BEGIN Page

With respect to both pricing and underwriting, NAMIC has long stood for the proposition that open competition spurs insurers to provide the most innovative products and services at the fairest price for consumers. Bid-rigging clearly involves illegal collusion among competitors and merits appropriate penalties and sanctions.

Regarding contingent compensation arrangements, a rule requiring insurance brokers to clearly disclose to prospective customers whether they represent the customer, an insurer or both, would allow customers to evaluate potential conflicts of interest when choosing a broker. The transparency created by such a rule would enhance competition and therefore benefit consumers.

However, a proposed amendment to the National Association of Insurance Commissioners Producer Licensing Model Act would require a level of disclosure that is unreasonable. Producers (which includes both brokers and agents) who receive compensation from both policyholders and insurers would have to disclose the amount of any compensation from an insurer, describe the method for calculating that compensation, and provide an estimate of the amount of compensation if it is not known at the time of disclosure.

END Page

What to produce
Under the proposed amendment described in the passage about insurance compensation, which producers would have to disclose the amount of any compensation from an insurer? Rely only on the passage about insurance compensation above.

BEGIN Items

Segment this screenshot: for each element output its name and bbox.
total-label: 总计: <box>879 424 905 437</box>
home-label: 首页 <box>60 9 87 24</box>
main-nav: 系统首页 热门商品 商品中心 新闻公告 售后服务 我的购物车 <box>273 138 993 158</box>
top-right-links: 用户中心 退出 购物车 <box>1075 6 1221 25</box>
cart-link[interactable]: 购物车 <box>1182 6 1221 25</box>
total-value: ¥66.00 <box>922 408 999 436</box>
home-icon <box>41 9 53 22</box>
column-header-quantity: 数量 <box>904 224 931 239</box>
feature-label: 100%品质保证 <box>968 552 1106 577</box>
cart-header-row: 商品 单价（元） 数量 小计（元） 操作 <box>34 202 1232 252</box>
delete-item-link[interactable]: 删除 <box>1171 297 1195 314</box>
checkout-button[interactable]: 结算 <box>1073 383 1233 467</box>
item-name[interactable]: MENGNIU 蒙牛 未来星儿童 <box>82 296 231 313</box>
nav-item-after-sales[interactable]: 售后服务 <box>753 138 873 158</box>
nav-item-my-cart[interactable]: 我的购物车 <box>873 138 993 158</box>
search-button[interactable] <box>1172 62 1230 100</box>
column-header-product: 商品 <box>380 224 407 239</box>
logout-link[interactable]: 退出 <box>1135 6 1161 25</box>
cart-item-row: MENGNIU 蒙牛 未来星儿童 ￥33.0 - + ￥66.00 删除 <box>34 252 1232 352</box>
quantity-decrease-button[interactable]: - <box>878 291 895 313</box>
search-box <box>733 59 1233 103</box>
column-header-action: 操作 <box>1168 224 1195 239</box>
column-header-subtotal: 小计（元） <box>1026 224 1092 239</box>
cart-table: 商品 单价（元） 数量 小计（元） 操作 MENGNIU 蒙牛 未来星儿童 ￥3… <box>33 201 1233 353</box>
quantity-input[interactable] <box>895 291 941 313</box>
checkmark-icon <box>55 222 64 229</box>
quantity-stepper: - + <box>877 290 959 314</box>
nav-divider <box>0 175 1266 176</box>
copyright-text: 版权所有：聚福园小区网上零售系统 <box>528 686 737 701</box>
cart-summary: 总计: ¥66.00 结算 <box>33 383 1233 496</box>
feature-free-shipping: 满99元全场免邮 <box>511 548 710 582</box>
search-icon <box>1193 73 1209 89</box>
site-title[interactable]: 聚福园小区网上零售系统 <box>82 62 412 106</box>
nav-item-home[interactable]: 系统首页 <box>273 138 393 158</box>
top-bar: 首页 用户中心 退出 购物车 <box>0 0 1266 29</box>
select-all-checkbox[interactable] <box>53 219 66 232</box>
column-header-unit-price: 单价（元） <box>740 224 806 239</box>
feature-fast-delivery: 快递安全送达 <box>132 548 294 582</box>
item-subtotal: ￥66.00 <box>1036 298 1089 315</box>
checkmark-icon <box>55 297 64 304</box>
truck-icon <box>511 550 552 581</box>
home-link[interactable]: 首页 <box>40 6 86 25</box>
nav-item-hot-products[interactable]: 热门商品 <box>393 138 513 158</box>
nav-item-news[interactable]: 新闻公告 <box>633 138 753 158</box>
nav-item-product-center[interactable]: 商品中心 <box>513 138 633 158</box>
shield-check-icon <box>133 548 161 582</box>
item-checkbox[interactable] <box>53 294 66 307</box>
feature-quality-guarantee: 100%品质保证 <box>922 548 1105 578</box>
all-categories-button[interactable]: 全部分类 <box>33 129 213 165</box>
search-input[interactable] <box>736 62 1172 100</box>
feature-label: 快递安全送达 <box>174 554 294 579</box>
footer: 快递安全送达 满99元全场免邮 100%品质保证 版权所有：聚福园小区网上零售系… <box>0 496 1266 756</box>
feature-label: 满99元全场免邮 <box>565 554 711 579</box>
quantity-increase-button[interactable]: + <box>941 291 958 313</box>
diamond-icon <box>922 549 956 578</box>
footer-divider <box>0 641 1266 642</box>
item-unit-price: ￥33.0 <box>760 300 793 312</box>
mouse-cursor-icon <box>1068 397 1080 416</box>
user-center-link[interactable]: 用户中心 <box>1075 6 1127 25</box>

END Items

Exercise solution
Producers who receive compensation from both policyholders and insurers.